** Work task 1 **
According to the computer glossary, which port number is used for HTTP traffic?
** Work task 2 **
Carry on the computer glossary from the point where it stops.

** Reading text **
# # #

A personal computer or PC is generally a microcomputer intended to be used by one person at a time, and suitable for general purpose tasks such as word processing, programming, or game play, usually used to run purchased or other software not written by the user. Unlike minicomputers, a personal computer is often owned by the person using it, indicating a low cost of purchase and simplicity of operation. The user of a modern personal computer may have significant knowledge of the operating environment and application programs, but is not necessarily interested in programming nor even able to write programs for the computer. (From http://en.wikipedia.org/wiki/Personal_computer)

Phishing

A way of using spoofed emails and fraudulent websites designed to fool recipients into divulging personal financial data such as credit card numbers, account usernames and passwords, social security numbers, etc. Also see Email Scams and Phishing Attacks

Port

In TCP/IP and UDP networks, an endpoint to a logical connection. The port number identifies what type of port it is. For example, port 80 is used for HTTP traffic. Also see Well-Known TCP Port Numbers in the Quick Reference section of Webopedia..

# # #

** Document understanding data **
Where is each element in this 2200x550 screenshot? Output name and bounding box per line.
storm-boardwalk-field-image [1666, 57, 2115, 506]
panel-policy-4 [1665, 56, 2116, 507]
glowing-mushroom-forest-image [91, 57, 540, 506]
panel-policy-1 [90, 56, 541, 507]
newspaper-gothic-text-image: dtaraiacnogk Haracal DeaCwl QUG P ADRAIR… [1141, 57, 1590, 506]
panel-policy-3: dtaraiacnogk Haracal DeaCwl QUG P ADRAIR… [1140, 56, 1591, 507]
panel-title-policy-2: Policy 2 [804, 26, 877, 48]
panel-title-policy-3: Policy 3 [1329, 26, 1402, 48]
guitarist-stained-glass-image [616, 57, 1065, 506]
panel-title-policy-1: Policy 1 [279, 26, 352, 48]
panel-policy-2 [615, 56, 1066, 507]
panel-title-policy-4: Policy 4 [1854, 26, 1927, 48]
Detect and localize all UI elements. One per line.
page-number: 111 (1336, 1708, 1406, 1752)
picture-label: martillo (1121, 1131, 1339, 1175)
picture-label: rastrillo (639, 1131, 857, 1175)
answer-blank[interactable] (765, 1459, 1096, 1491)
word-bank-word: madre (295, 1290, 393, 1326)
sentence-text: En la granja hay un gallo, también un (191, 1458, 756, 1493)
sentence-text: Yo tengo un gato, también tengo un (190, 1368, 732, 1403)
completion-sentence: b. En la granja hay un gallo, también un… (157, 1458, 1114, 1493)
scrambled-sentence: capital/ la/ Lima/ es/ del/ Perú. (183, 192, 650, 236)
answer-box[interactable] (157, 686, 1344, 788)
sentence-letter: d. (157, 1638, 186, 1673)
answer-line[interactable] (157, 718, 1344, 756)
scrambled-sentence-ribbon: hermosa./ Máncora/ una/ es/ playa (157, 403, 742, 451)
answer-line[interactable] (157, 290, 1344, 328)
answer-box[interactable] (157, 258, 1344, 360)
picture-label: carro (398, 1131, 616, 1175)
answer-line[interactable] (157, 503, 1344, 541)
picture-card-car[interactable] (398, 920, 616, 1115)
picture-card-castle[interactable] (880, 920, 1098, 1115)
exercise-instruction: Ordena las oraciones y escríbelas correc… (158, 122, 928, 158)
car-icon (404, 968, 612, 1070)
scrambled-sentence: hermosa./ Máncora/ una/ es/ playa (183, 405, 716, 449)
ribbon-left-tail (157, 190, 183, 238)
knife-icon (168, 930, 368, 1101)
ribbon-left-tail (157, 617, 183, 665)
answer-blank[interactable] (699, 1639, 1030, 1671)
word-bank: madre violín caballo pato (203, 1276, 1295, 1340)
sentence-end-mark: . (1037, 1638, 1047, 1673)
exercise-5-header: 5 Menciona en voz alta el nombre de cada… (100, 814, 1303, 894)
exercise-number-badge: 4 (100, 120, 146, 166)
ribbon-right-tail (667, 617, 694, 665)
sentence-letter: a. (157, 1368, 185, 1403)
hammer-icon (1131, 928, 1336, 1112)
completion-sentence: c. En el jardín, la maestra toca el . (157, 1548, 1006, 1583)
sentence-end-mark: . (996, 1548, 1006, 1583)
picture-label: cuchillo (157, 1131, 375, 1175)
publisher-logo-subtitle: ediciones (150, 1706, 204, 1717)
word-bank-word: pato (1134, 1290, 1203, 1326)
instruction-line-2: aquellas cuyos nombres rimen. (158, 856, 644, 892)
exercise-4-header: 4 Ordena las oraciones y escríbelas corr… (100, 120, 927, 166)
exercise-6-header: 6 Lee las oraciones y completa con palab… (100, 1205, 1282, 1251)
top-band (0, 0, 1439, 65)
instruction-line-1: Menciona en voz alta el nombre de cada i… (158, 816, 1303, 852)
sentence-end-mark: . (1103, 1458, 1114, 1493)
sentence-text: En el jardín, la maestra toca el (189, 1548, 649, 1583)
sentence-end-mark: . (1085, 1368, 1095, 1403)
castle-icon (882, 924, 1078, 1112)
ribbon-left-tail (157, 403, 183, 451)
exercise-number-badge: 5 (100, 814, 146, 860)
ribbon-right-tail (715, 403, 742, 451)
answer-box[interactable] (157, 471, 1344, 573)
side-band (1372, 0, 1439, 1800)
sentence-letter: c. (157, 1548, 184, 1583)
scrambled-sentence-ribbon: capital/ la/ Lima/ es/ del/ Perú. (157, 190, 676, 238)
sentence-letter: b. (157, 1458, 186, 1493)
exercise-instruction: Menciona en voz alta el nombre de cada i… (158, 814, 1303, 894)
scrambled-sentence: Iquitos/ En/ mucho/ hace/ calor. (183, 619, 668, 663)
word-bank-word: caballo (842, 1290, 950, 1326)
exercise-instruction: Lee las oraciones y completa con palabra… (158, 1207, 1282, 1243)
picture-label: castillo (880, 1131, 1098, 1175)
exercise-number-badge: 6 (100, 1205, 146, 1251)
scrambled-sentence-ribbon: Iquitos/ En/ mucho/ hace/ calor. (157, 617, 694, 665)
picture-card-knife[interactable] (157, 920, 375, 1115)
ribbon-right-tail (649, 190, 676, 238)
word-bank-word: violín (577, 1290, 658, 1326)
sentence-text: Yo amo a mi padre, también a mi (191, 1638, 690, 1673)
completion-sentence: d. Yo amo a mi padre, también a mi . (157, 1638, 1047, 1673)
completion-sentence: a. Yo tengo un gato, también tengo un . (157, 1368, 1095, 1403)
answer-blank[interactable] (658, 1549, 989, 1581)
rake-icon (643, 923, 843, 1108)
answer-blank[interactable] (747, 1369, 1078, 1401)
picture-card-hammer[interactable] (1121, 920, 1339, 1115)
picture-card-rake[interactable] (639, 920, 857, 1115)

# # #

** Exercise result 1 **
Port 80.

** Exercise result 2 **
Probe

A probe is characterized by unusual attempts to gain access to a system or to discover information about the system. One example is an attempt to log in to an unused account. Probing is the electronic equivalent of testing doorknobs to find an unlocked door for easy entry. Probes are sometimes followed by a more serious security event, but they are often the result of curiosity or confusion. (From http://www.us-cert.gov/reading_room/tocencyc.html#Probe)

Risk

The likelihood of a given threat-source’s attempting to exercise a given vulnerability, and the resulting impact of that adverse event on the organization. (From www.nrc.gov.edgesuite.net/reading-rm/ doc-collections/insp-gen/2004/04-a-21.pdf)

Root Compromise

A root compromise is similar to an account compromise, except that the account that has been compromised has special privileges on the system. The term root is derived from an account on UNIX systems that typically has unlimited, or "superuser", privileges. Intruders who succeed in a root compromise can do just about anything on the victim's system, including run their own programs, change how the system works, and hide traces of their intrusion. (From http://www.us-cert.gov/reading_room/tocencyc.html#RootComp)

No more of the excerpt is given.